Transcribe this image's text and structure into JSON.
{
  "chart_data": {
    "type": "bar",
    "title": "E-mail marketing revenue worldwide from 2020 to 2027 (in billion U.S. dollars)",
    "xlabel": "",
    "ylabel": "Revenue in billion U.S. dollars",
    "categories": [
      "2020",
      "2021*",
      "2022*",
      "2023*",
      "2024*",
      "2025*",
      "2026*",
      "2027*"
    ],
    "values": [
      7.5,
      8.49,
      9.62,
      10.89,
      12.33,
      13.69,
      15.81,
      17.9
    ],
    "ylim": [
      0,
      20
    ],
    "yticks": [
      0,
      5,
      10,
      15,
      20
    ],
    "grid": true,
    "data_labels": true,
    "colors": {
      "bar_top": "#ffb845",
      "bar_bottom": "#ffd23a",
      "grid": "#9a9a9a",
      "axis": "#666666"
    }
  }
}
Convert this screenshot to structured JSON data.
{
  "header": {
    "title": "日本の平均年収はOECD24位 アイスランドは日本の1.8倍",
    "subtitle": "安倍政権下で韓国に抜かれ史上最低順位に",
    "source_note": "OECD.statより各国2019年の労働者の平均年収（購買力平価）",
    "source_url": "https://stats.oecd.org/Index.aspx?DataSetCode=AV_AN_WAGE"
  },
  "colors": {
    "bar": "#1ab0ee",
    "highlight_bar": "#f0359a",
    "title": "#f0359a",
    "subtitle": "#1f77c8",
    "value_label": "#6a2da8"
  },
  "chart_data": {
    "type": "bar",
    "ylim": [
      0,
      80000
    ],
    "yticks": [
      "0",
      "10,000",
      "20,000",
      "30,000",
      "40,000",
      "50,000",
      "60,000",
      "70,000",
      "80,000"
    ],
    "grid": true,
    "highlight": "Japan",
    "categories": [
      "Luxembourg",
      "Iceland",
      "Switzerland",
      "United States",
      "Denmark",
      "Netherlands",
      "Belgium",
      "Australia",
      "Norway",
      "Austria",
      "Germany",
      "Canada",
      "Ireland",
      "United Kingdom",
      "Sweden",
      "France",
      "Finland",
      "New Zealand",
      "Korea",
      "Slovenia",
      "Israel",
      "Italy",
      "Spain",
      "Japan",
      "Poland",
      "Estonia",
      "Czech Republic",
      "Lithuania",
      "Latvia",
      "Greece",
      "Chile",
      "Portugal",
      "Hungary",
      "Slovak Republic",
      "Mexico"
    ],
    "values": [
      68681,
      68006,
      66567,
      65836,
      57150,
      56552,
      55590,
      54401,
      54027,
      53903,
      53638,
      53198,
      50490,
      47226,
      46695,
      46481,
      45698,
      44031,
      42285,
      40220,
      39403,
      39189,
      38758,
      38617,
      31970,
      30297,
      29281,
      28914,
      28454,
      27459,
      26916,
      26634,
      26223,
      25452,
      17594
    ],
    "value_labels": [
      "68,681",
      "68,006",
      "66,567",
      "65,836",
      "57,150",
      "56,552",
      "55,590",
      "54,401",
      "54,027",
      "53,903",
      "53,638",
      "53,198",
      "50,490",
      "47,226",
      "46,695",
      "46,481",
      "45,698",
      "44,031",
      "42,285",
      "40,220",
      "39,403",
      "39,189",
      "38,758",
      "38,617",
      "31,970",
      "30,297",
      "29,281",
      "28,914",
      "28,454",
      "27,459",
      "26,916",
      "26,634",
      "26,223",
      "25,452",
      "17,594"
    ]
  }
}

_ _ _ _ _

§ **To be done**
Write the data back out verbatim.

§ **Result for this exercise**
Transcribe this image's text and structure into JSON.
{
  "chart_data": {
    "type": "bar",
    "title": "E-mail marketing revenue worldwide from 2020 to 2027 (in billion U.S. dollars)",
    "xlabel": "",
    "ylabel": "Revenue in billion U.S. dollars",
    "categories": [
      "2020",
      "2021*",
      "2022*",
      "2023*",
      "2024*",
      "2025*",
      "2026*",
      "2027*"
    ],
    "values": [
      7.5,
      8.49,
      9.62,
      10.89,
      12.33,
      13.69,
      15.81,
      17.9
    ],
    "ylim": [
      0,
      20
    ],
    "yticks": [
      0,
      5,
      10,
      15,
      20
    ],
    "grid": true,
    "data_labels": true,
    "colors": {
      "bar_top": "#ffb845",
      "bar_bottom": "#ffd23a",
      "grid": "#9a9a9a",
      "axis": "#666666"
    }
  }
}
Convert this screenshot to structured JSON data.
{
  "header": {
    "title": "日本の平均年収はOECD24位 アイスランドは日本の1.8倍",
    "subtitle": "安倍政権下で韓国に抜かれ史上最低順位に",
    "source_note": "OECD.statより各国2019年の労働者の平均年収（購買力平価）",
    "source_url": "https://stats.oecd.org/Index.aspx?DataSetCode=AV_AN_WAGE"
  },
  "colors": {
    "bar": "#1ab0ee",
    "highlight_bar": "#f0359a",
    "title": "#f0359a",
    "subtitle": "#1f77c8",
    "value_label": "#6a2da8"
  },
  "chart_data": {
    "type": "bar",
    "ylim": [
      0,
      80000
    ],
    "yticks": [
      "0",
      "10,000",
      "20,000",
      "30,000",
      "40,000",
      "50,000",
      "60,000",
      "70,000",
      "80,000"
    ],
    "grid": true,
    "highlight": "Japan",
    "categories": [
      "Luxembourg",
      "Iceland",
      "Switzerland",
      "United States",
      "Denmark",
      "Netherlands",
      "Belgium",
      "Australia",
      "Norway",
      "Austria",
      "Germany",
      "Canada",
      "Ireland",
      "United Kingdom",
      "Sweden",
      "France",
      "Finland",
      "New Zealand",
      "Korea",
      "Slovenia",
      "Israel",
      "Italy",
      "Spain",
      "Japan",
      "Poland",
      "Estonia",
      "Czech Republic",
      "Lithuania",
      "Latvia",
      "Greece",
      "Chile",
      "Portugal",
      "Hungary",
      "Slovak Republic",
      "Mexico"
    ],
    "values": [
      68681,
      68006,
      66567,
      65836,
      57150,
      56552,
      55590,
      54401,
      54027,
      53903,
      53638,
      53198,
      50490,
      47226,
      46695,
      46481,
      45698,
      44031,
      42285,
      40220,
      39403,
      39189,
      38758,
      38617,
      31970,
      30297,
      29281,
      28914,
      28454,
      27459,
      26916,
      26634,
      26223,
      25452,
      17594
    ],
    "value_labels": [
      "68,681",
      "68,006",
      "66,567",
      "65,836",
      "57,150",
      "56,552",
      "55,590",
      "54,401",
      "54,027",
      "53,903",
      "53,638",
      "53,198",
      "50,490",
      "47,226",
      "46,695",
      "46,481",
      "45,698",
      "44,031",
      "42,285",
      "40,220",
      "39,403",
      "39,189",
      "38,758",
      "38,617",
      "31,970",
      "30,297",
      "29,281",
      "28,914",
      "28,454",
      "27,459",
      "26,916",
      "26,634",
      "26,223",
      "25,452",
      "17,594"
    ]
  }
}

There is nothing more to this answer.